*Records about charts and figures:*
***

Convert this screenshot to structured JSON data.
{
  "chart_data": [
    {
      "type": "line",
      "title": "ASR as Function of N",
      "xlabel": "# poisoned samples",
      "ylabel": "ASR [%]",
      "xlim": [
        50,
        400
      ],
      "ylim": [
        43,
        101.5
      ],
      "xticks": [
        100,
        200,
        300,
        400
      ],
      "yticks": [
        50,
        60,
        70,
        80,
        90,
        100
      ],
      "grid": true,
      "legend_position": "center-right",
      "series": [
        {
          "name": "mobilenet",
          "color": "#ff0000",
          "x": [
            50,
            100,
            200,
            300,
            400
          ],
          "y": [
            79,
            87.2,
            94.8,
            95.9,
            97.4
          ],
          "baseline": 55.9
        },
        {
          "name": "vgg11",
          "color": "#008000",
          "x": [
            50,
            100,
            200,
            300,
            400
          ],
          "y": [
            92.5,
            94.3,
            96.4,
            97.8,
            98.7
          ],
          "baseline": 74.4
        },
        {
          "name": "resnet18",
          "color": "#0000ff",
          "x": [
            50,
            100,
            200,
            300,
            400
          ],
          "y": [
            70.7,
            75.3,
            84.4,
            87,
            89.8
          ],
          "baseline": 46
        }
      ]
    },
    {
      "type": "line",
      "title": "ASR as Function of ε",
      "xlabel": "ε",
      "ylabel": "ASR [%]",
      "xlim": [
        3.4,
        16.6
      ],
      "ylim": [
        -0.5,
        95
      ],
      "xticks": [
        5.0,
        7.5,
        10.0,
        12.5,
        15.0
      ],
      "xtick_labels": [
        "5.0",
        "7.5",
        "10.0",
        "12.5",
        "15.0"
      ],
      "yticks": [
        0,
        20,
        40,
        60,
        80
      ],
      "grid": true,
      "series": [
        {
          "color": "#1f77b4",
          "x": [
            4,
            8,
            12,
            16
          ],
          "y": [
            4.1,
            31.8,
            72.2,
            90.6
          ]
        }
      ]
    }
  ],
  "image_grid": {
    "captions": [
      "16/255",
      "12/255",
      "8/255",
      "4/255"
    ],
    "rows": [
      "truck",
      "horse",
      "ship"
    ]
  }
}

***

Restate each record word for word.

Convert this screenshot to structured JSON data.
{
  "chart_data": [
    {
      "type": "line",
      "title": "ASR as Function of N",
      "xlabel": "# poisoned samples",
      "ylabel": "ASR [%]",
      "xlim": [
        50,
        400
      ],
      "ylim": [
        43,
        101.5
      ],
      "xticks": [
        100,
        200,
        300,
        400
      ],
      "yticks": [
        50,
        60,
        70,
        80,
        90,
        100
      ],
      "grid": true,
      "legend_position": "center-right",
      "series": [
        {
          "name": "mobilenet",
          "color": "#ff0000",
          "x": [
            50,
            100,
            200,
            300,
            400
          ],
          "y": [
            79,
            87.2,
            94.8,
            95.9,
            97.4
          ],
          "baseline": 55.9
        },
        {
          "name": "vgg11",
          "color": "#008000",
          "x": [
            50,
            100,
            200,
            300,
            400
          ],
          "y": [
            92.5,
            94.3,
            96.4,
            97.8,
            98.7
          ],
          "baseline": 74.4
        },
        {
          "name": "resnet18",
          "color": "#0000ff",
          "x": [
            50,
            100,
            200,
            300,
            400
          ],
          "y": [
            70.7,
            75.3,
            84.4,
            87,
            89.8
          ],
          "baseline": 46
        }
      ]
    },
    {
      "type": "line",
      "title": "ASR as Function of ε",
      "xlabel": "ε",
      "ylabel": "ASR [%]",
      "xlim": [
        3.4,
        16.6
      ],
      "ylim": [
        -0.5,
        95
      ],
      "xticks": [
        5.0,
        7.5,
        10.0,
        12.5,
        15.0
      ],
      "xtick_labels": [
        "5.0",
        "7.5",
        "10.0",
        "12.5",
        "15.0"
      ],
      "yticks": [
        0,
        20,
        40,
        60,
        80
      ],
      "grid": true,
      "series": [
        {
          "color": "#1f77b4",
          "x": [
            4,
            8,
            12,
            16
          ],
          "y": [
            4.1,
            31.8,
            72.2,
            90.6
          ]
        }
      ]
    }
  ],
  "image_grid": {
    "captions": [
      "16/255",
      "12/255",
      "8/255",
      "4/255"
    ],
    "rows": [
      "truck",
      "horse",
      "ship"
    ]
  }
}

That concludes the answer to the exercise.